*Raw records*.
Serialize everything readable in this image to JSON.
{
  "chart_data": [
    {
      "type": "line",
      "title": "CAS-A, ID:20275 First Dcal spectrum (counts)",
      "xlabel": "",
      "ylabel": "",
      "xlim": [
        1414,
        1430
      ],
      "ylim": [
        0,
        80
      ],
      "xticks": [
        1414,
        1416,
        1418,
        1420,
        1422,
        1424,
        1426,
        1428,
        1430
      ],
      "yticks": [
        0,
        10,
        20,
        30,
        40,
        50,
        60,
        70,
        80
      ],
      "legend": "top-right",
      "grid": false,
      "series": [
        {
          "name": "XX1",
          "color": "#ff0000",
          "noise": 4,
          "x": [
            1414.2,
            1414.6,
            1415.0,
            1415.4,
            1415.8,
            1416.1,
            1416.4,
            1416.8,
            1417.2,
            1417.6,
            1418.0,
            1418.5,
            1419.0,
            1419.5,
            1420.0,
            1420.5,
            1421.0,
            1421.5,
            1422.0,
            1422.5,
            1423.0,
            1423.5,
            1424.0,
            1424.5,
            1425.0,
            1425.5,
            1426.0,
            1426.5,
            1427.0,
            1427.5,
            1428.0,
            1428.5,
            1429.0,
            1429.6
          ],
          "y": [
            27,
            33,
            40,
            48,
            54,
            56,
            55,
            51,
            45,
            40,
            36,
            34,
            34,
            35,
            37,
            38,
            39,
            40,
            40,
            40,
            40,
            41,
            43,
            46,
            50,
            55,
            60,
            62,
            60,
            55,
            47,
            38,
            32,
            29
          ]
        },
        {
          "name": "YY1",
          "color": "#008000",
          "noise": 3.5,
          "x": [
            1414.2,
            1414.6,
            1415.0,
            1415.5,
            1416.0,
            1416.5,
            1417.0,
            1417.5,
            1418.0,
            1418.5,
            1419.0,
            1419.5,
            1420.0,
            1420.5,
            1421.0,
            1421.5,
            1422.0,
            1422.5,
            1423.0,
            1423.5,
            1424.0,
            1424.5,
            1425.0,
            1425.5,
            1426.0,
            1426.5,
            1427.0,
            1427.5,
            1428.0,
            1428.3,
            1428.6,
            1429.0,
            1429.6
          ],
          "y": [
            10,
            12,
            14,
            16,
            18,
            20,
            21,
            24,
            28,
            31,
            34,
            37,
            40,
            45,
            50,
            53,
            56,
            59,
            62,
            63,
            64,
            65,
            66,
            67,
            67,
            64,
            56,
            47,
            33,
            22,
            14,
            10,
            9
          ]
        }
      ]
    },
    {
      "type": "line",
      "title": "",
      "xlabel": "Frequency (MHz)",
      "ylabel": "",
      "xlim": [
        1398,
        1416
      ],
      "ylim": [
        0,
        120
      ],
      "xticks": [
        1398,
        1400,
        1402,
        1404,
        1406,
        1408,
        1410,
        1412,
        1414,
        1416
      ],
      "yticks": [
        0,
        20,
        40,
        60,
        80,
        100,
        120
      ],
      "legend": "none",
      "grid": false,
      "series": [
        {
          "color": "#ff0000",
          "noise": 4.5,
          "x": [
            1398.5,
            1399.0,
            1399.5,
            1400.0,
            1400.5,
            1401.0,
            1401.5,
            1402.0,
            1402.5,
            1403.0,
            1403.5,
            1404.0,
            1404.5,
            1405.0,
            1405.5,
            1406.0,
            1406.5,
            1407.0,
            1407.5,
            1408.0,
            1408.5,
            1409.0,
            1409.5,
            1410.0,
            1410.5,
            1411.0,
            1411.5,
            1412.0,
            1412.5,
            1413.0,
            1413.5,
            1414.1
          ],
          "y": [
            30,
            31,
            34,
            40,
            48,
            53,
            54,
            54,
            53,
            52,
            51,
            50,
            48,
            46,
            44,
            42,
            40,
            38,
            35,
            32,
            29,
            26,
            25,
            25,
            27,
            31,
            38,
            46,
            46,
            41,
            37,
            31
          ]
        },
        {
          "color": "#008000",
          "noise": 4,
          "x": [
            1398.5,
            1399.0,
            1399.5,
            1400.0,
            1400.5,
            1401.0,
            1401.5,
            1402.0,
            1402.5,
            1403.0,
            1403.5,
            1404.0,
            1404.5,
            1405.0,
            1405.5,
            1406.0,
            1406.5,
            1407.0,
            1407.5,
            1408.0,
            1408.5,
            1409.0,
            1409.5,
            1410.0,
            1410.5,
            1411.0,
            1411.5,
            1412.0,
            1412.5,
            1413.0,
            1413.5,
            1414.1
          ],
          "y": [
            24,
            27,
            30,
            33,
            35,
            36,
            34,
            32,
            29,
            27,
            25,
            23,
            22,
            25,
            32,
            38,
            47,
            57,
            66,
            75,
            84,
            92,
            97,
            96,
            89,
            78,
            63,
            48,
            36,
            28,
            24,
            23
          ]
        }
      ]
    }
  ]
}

*Directive*. Using the data above, repeat every line exactly.

*Written answer*.
Serialize everything readable in this image to JSON.
{
  "chart_data": [
    {
      "type": "line",
      "title": "CAS-A, ID:20275 First Dcal spectrum (counts)",
      "xlabel": "",
      "ylabel": "",
      "xlim": [
        1414,
        1430
      ],
      "ylim": [
        0,
        80
      ],
      "xticks": [
        1414,
        1416,
        1418,
        1420,
        1422,
        1424,
        1426,
        1428,
        1430
      ],
      "yticks": [
        0,
        10,
        20,
        30,
        40,
        50,
        60,
        70,
        80
      ],
      "legend": "top-right",
      "grid": false,
      "series": [
        {
          "name": "XX1",
          "color": "#ff0000",
          "noise": 4,
          "x": [
            1414.2,
            1414.6,
            1415.0,
            1415.4,
            1415.8,
            1416.1,
            1416.4,
            1416.8,
            1417.2,
            1417.6,
            1418.0,
            1418.5,
            1419.0,
            1419.5,
            1420.0,
            1420.5,
            1421.0,
            1421.5,
            1422.0,
            1422.5,
            1423.0,
            1423.5,
            1424.0,
            1424.5,
            1425.0,
            1425.5,
            1426.0,
            1426.5,
            1427.0,
            1427.5,
            1428.0,
            1428.5,
            1429.0,
            1429.6
          ],
          "y": [
            27,
            33,
            40,
            48,
            54,
            56,
            55,
            51,
            45,
            40,
            36,
            34,
            34,
            35,
            37,
            38,
            39,
            40,
            40,
            40,
            40,
            41,
            43,
            46,
            50,
            55,
            60,
            62,
            60,
            55,
            47,
            38,
            32,
            29
          ]
        },
        {
          "name": "YY1",
          "color": "#008000",
          "noise": 3.5,
          "x": [
            1414.2,
            1414.6,
            1415.0,
            1415.5,
            1416.0,
            1416.5,
            1417.0,
            1417.5,
            1418.0,
            1418.5,
            1419.0,
            1419.5,
            1420.0,
            1420.5,
            1421.0,
            1421.5,
            1422.0,
            1422.5,
            1423.0,
            1423.5,
            1424.0,
            1424.5,
            1425.0,
            1425.5,
            1426.0,
            1426.5,
            1427.0,
            1427.5,
            1428.0,
            1428.3,
            1428.6,
            1429.0,
            1429.6
          ],
          "y": [
            10,
            12,
            14,
            16,
            18,
            20,
            21,
            24,
            28,
            31,
            34,
            37,
            40,
            45,
            50,
            53,
            56,
            59,
            62,
            63,
            64,
            65,
            66,
            67,
            67,
            64,
            56,
            47,
            33,
            22,
            14,
            10,
            9
          ]
        }
      ]
    },
    {
      "type": "line",
      "title": "",
      "xlabel": "Frequency (MHz)",
      "ylabel": "",
      "xlim": [
        1398,
        1416
      ],
      "ylim": [
        0,
        120
      ],
      "xticks": [
        1398,
        1400,
        1402,
        1404,
        1406,
        1408,
        1410,
        1412,
        1414,
        1416
      ],
      "yticks": [
        0,
        20,
        40,
        60,
        80,
        100,
        120
      ],
      "legend": "none",
      "grid": false,
      "series": [
        {
          "color": "#ff0000",
          "noise": 4.5,
          "x": [
            1398.5,
            1399.0,
            1399.5,
            1400.0,
            1400.5,
            1401.0,
            1401.5,
            1402.0,
            1402.5,
            1403.0,
            1403.5,
            1404.0,
            1404.5,
            1405.0,
            1405.5,
            1406.0,
            1406.5,
            1407.0,
            1407.5,
            1408.0,
            1408.5,
            1409.0,
            1409.5,
            1410.0,
            1410.5,
            1411.0,
            1411.5,
            1412.0,
            1412.5,
            1413.0,
            1413.5,
            1414.1
          ],
          "y": [
            30,
            31,
            34,
            40,
            48,
            53,
            54,
            54,
            53,
            52,
            51,
            50,
            48,
            46,
            44,
            42,
            40,
            38,
            35,
            32,
            29,
            26,
            25,
            25,
            27,
            31,
            38,
            46,
            46,
            41,
            37,
            31
          ]
        },
        {
          "color": "#008000",
          "noise": 4,
          "x": [
            1398.5,
            1399.0,
            1399.5,
            1400.0,
            1400.5,
            1401.0,
            1401.5,
            1402.0,
            1402.5,
            1403.0,
            1403.5,
            1404.0,
            1404.5,
            1405.0,
            1405.5,
            1406.0,
            1406.5,
            1407.0,
            1407.5,
            1408.0,
            1408.5,
            1409.0,
            1409.5,
            1410.0,
            1410.5,
            1411.0,
            1411.5,
            1412.0,
            1412.5,
            1413.0,
            1413.5,
            1414.1
          ],
          "y": [
            24,
            27,
            30,
            33,
            35,
            36,
            34,
            32,
            29,
            27,
            25,
            23,
            22,
            25,
            32,
            38,
            47,
            57,
            66,
            75,
            84,
            92,
            97,
            96,
            89,
            78,
            63,
            48,
            36,
            28,
            24,
            23
          ]
        }
      ]
    }
  ]
}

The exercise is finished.